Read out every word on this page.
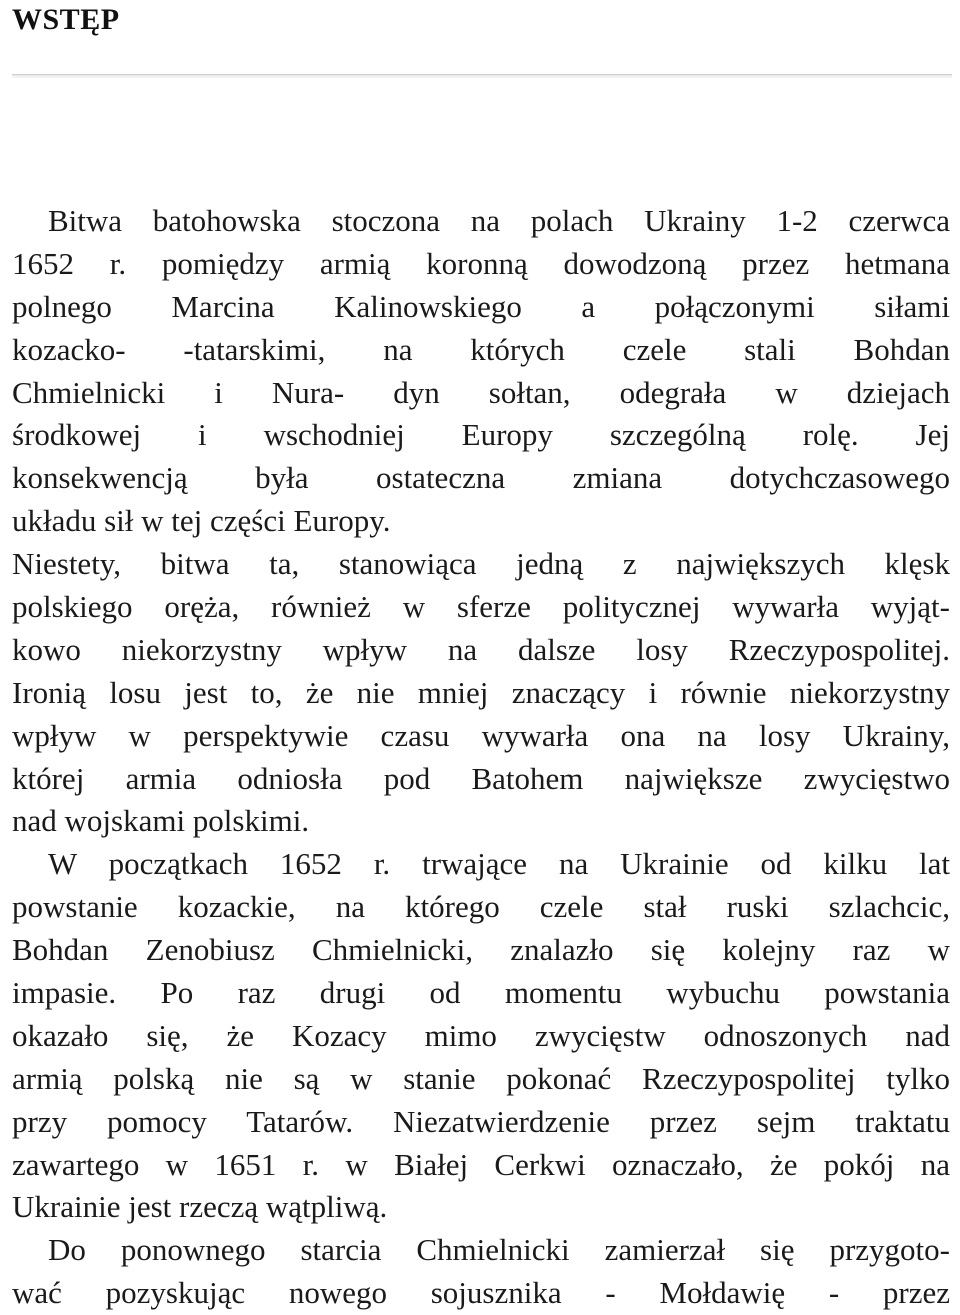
WSTĘP
Bitwa batohowska stoczona na polach Ukrainy 1-2 czerwca
1652 r. pomiędzy armią koronną dowodzoną przez hetmana
polnego Marcina Kalinowskiego a połączonymi siłami
kozacko- -tatarskimi, na których czele stali Bohdan
Chmielnicki i Nura- dyn sołtan, odegrała w dziejach
środkowej i wschodniej Europy szczególną rolę. Jej
konsekwencją była ostateczna zmiana dotychczasowego
układu sił w tej części Europy.
Niestety, bitwa ta, stanowiąca jedną z największych klęsk
polskiego oręża, również w sferze politycznej wywarła wyjąt-
kowo niekorzystny wpływ na dalsze losy Rzeczypospolitej.
Ironią losu jest to, że nie mniej znaczący i równie niekorzystny
wpływ w perspektywie czasu wywarła ona na losy Ukrainy,
której armia odniosła pod Batohem największe zwycięstwo
nad wojskami polskimi.
W początkach 1652 r. trwające na Ukrainie od kilku lat
powstanie kozackie, na którego czele stał ruski szlachcic,
Bohdan Zenobiusz Chmielnicki, znalazło się kolejny raz w
impasie. Po raz drugi od momentu wybuchu powstania
okazało się, że Kozacy mimo zwycięstw odnoszonych nad
armią polską nie są w stanie pokonać Rzeczypospolitej tylko
przy pomocy Tatarów. Niezatwierdzenie przez sejm traktatu
zawartego w 1651 r. w Białej Cerkwi oznaczało, że pokój na
Ukrainie jest rzeczą wątpliwą.
Do ponownego starcia Chmielnicki zamierzał się przygoto-
wać pozyskując nowego sojusznika - Mołdawię - przez
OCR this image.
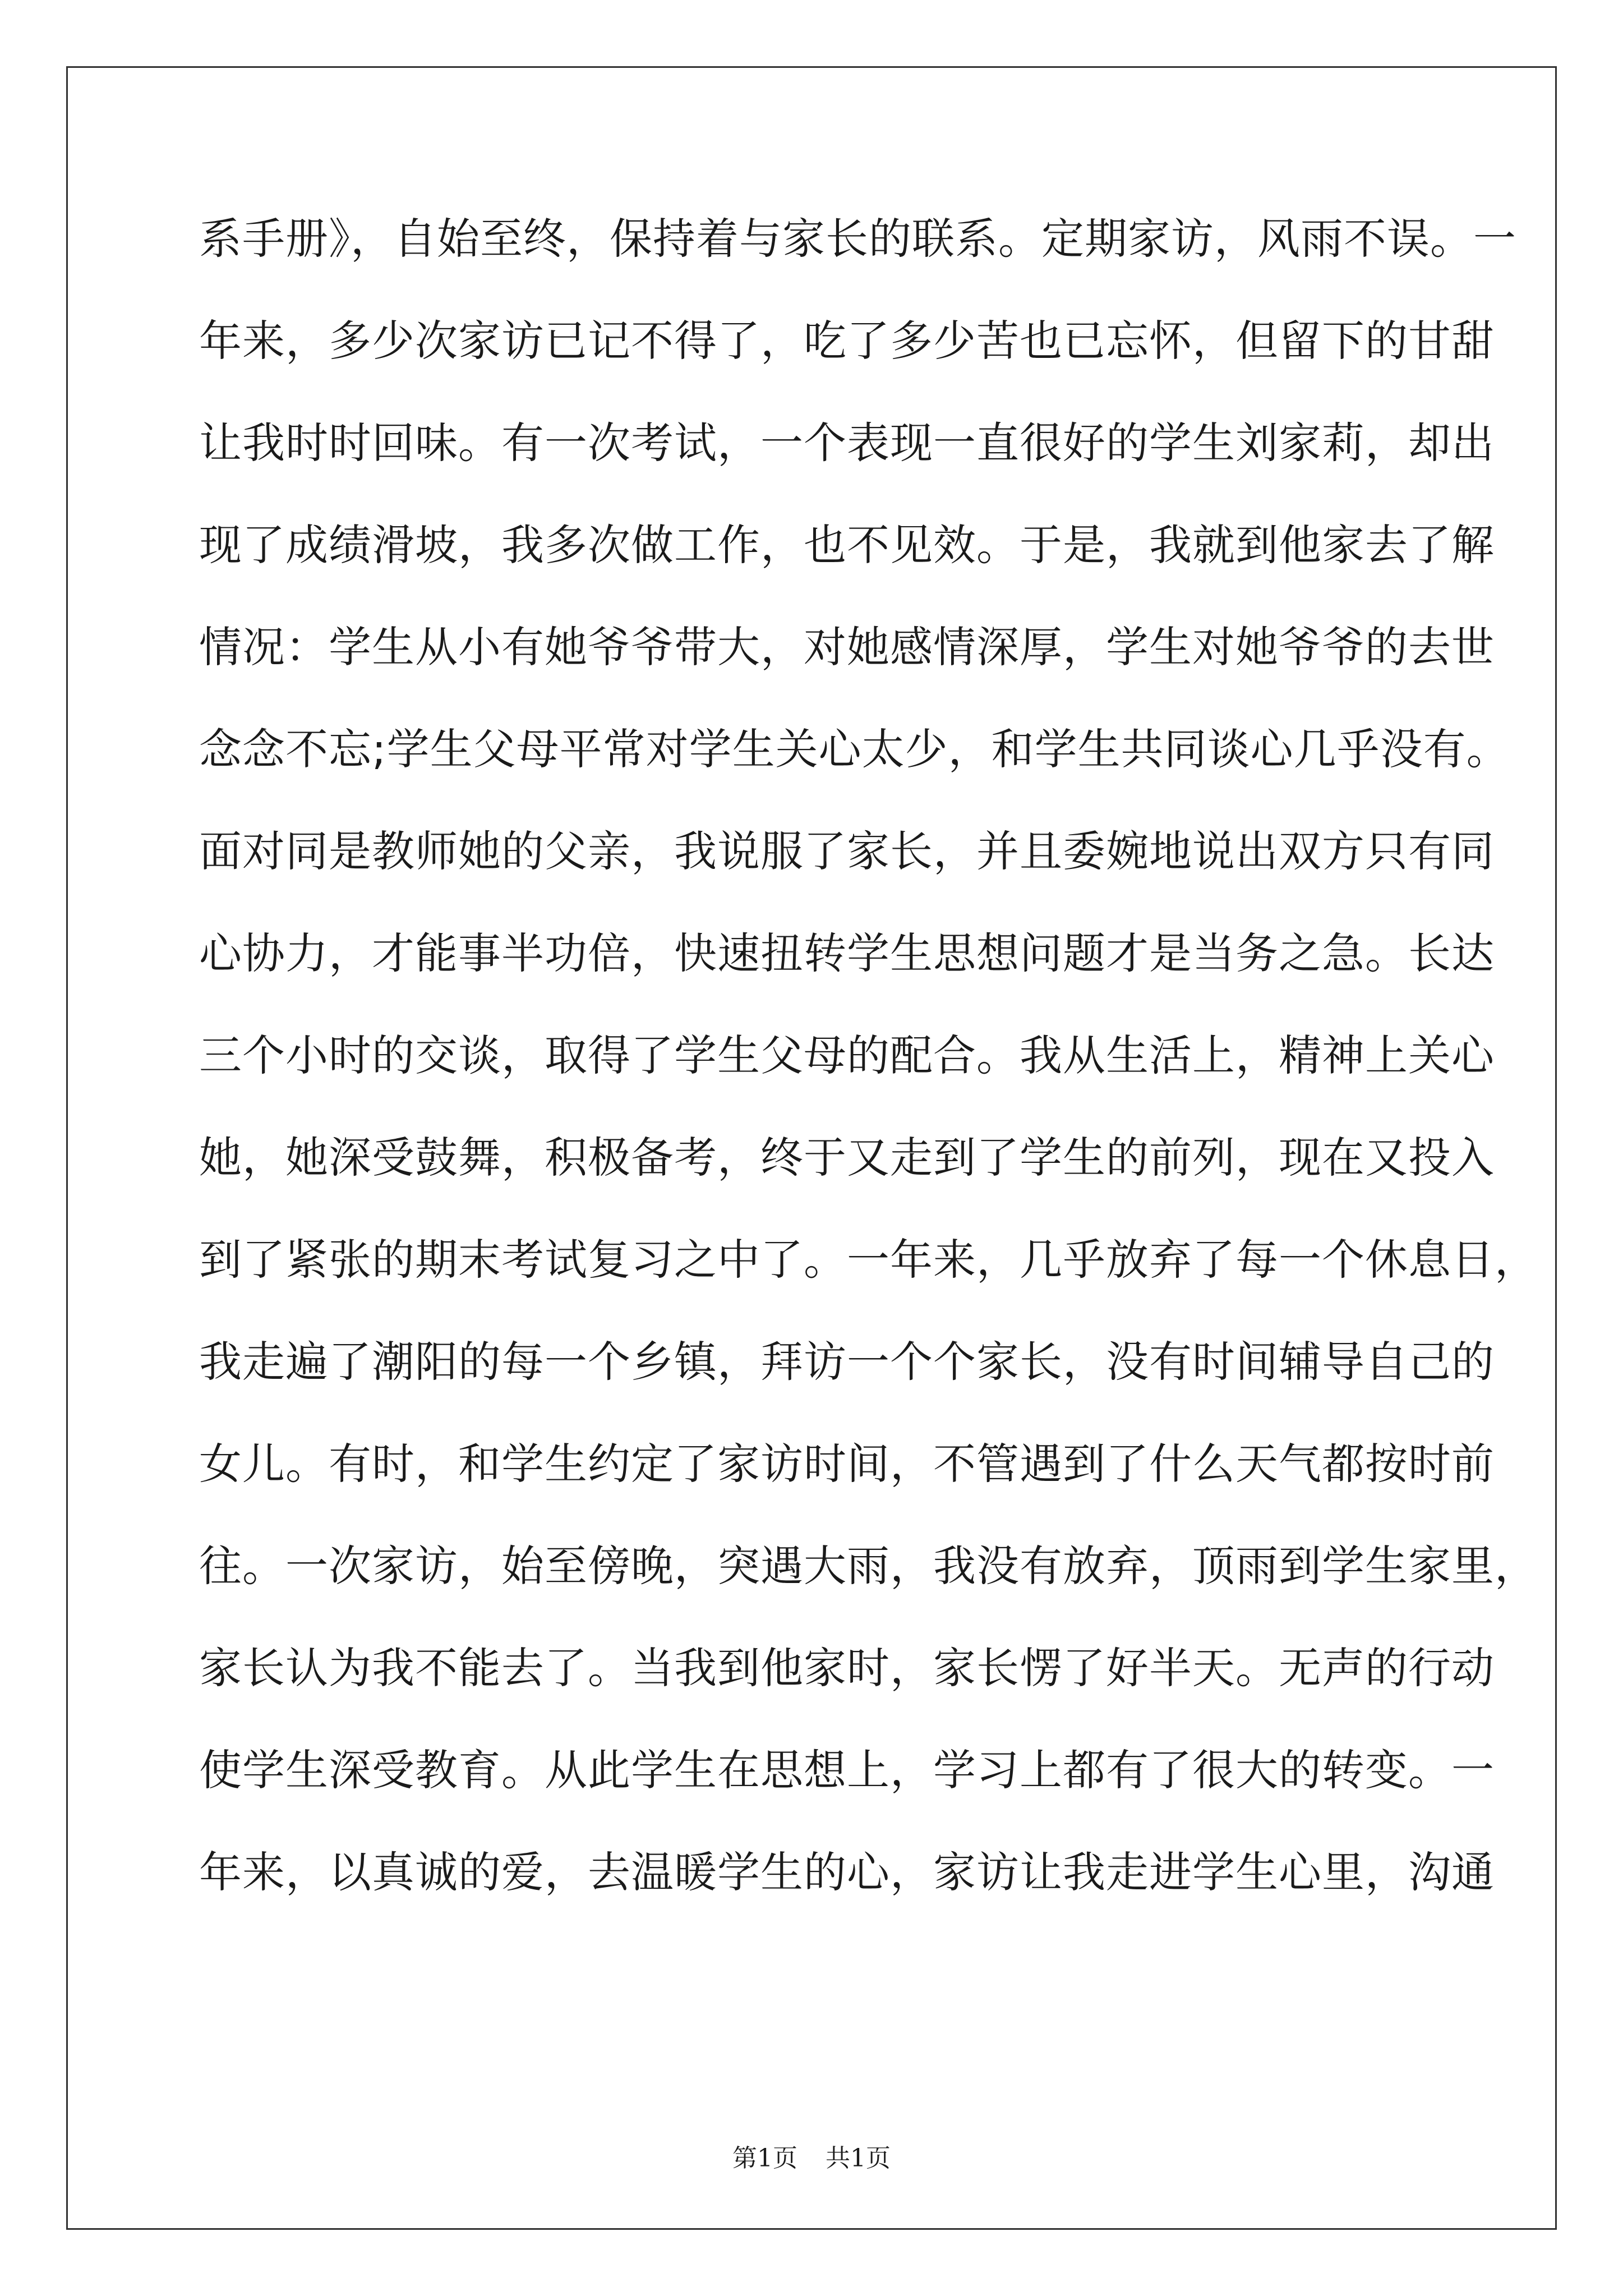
系手册》，自始至终，保持着与家长的联系。定期家访，风雨不误。一
年来，多少次家访已记不得了，吃了多少苦也已忘怀，但留下的甘甜
让我时时回味。有一次考试，一个表现一直很好的学生刘家莉，却出
现了成绩滑坡，我多次做工作，也不见效。于是，我就到他家去了解
情况：学生从小有她爷爷带大，对她感情深厚，学生对她爷爷的去世
念念不忘;学生父母平常对学生关心太少，和学生共同谈心几乎没有。
面对同是教师她的父亲，我说服了家长，并且委婉地说出双方只有同
心协力，才能事半功倍，快速扭转学生思想问题才是当务之急。长达
三个小时的交谈，取得了学生父母的配合。我从生活上，精神上关心
她，她深受鼓舞，积极备考，终于又走到了学生的前列，现在又投入
到了紧张的期末考试复习之中了。一年来，几乎放弃了每一个休息日，
我走遍了潮阳的每一个乡镇，拜访一个个家长，没有时间辅导自己的
女儿。有时，和学生约定了家访时间，不管遇到了什么天气都按时前
往。一次家访，始至傍晚，突遇大雨，我没有放弃，顶雨到学生家里，
家长认为我不能去了。当我到他家时，家长愣了好半天。无声的行动
使学生深受教育。从此学生在思想上，学习上都有了很大的转变。一
年来，以真诚的爱，去温暖学生的心，家访让我走进学生心里，沟通
第1页 共1页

━━━━━━

Pick up at the line that holds "OCR this image." and restate each line, word for word, through the last line of the entries. Include both end lines but none of the pictures.

**Task answer:**
OCR this image.
系手册》，自始至终，保持着与家长的联系。定期家访，风雨不误。一
年来，多少次家访已记不得了，吃了多少苦也已忘怀，但留下的甘甜
让我时时回味。有一次考试，一个表现一直很好的学生刘家莉，却出
现了成绩滑坡，我多次做工作，也不见效。于是，我就到他家去了解
情况：学生从小有她爷爷带大，对她感情深厚，学生对她爷爷的去世
念念不忘;学生父母平常对学生关心太少，和学生共同谈心几乎没有。
面对同是教师她的父亲，我说服了家长，并且委婉地说出双方只有同
心协力，才能事半功倍，快速扭转学生思想问题才是当务之急。长达
三个小时的交谈，取得了学生父母的配合。我从生活上，精神上关心
她，她深受鼓舞，积极备考，终于又走到了学生的前列，现在又投入
到了紧张的期末考试复习之中了。一年来，几乎放弃了每一个休息日，
我走遍了潮阳的每一个乡镇，拜访一个个家长，没有时间辅导自己的
女儿。有时，和学生约定了家访时间，不管遇到了什么天气都按时前
往。一次家访，始至傍晚，突遇大雨，我没有放弃，顶雨到学生家里，
家长认为我不能去了。当我到他家时，家长愣了好半天。无声的行动
使学生深受教育。从此学生在思想上，学习上都有了很大的转变。一
年来，以真诚的爱，去温暖学生的心，家访让我走进学生心里，沟通
第1页 共1页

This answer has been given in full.